Exercise requirements: Across the entries below, how many lines contain the string "pair"? Give only the count.

(Extracted data entries)
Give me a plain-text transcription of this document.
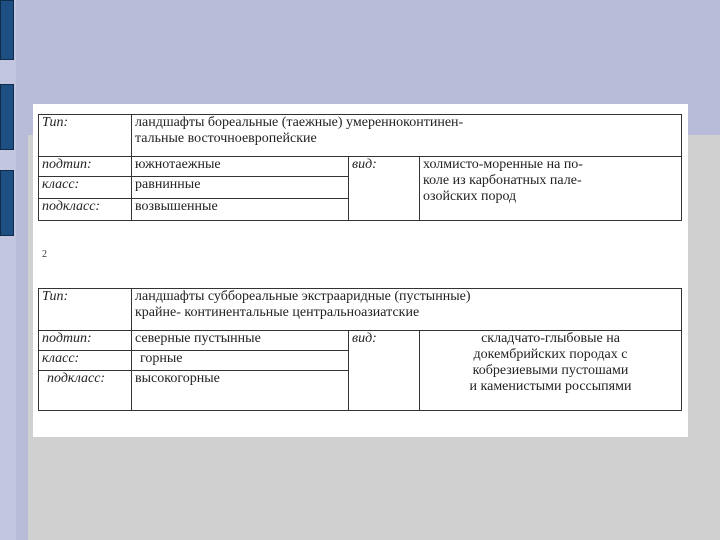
Тип:	ландшафты бореальные (таежные) умеренноконтинен-
тальные восточноевропейские		

подтип:	южнотаежные	вид:	холмисто-моренные на по-
коле из карбонатных пале-
озойских пород

класс:	равнинные		
подкласс:	возвышенные		
2
Тип:	ландшафты суббореальные экстрааридные (пустынные)
крайне- континентальные центральноазиатские		

подтип:	северные пустынные	вид:	складчато-глыбовые на
докембрийских породах с
кобрезиевыми пустошами
и каменистыми россыпями

класс:	горные		
подкласс:	высокогорные		
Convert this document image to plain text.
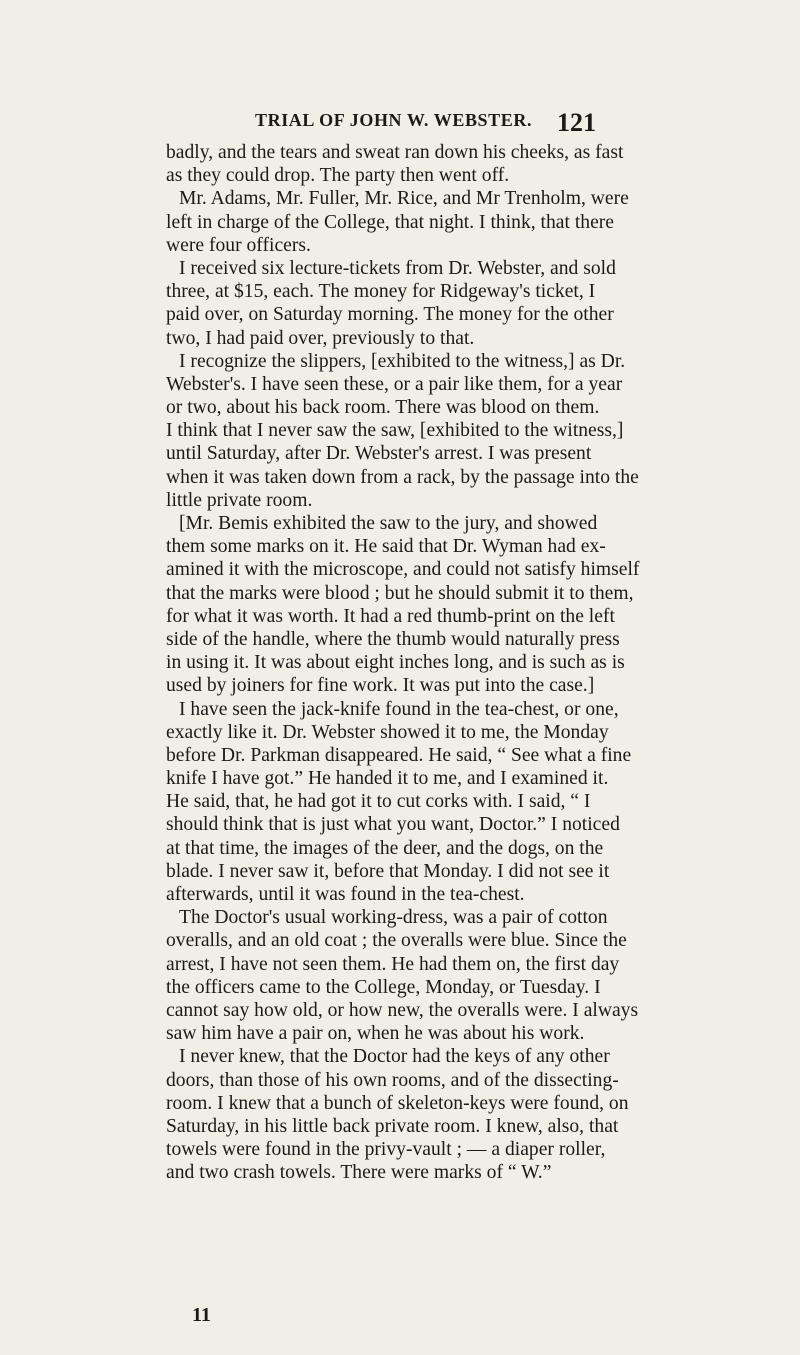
TRIAL OF JOHN W. WEBSTER. 121
badly, and the tears and sweat ran down his cheeks, as fast
as they could drop. The party then went off.
Mr. Adams, Mr. Fuller, Mr. Rice, and Mr Trenholm, were
left in charge of the College, that night. I think, that there
were four officers.
I received six lecture-tickets from Dr. Webster, and sold
three, at $15, each. The money for Ridgeway's ticket, I
paid over, on Saturday morning. The money for the other
two, I had paid over, previously to that.
I recognize the slippers, [exhibited to the witness,] as Dr.
Webster's. I have seen these, or a pair like them, for a year
or two, about his back room. There was blood on them.
I think that I never saw the saw, [exhibited to the witness,]
until Saturday, after Dr. Webster's arrest. I was present
when it was taken down from a rack, by the passage into the
little private room.
[Mr. Bemis exhibited the saw to the jury, and showed
them some marks on it. He said that Dr. Wyman had ex-
amined it with the microscope, and could not satisfy himself
that the marks were blood ; but he should submit it to them,
for what it was worth. It had a red thumb-print on the left
side of the handle, where the thumb would naturally press
in using it. It was about eight inches long, and is such as is
used by joiners for fine work. It was put into the case.]
I have seen the jack-knife found in the tea-chest, or one,
exactly like it. Dr. Webster showed it to me, the Monday
before Dr. Parkman disappeared. He said, “ See what a fine
knife I have got.” He handed it to me, and I examined it.
He said, that, he had got it to cut corks with. I said, “ I
should think that is just what you want, Doctor.” I noticed
at that time, the images of the deer, and the dogs, on the
blade. I never saw it, before that Monday. I did not see it
afterwards, until it was found in the tea-chest.
The Doctor's usual working-dress, was a pair of cotton
overalls, and an old coat ; the overalls were blue. Since the
arrest, I have not seen them. He had them on, the first day
the officers came to the College, Monday, or Tuesday. I
cannot say how old, or how new, the overalls were. I always
saw him have a pair on, when he was about his work.
I never knew, that the Doctor had the keys of any other
doors, than those of his own rooms, and of the dissecting-
room. I knew that a bunch of skeleton-keys were found, on
Saturday, in his little back private room. I knew, also, that
towels were found in the privy-vault ; — a diaper roller,
and two crash towels. There were marks of “ W.”
11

Solution to the exercise: 3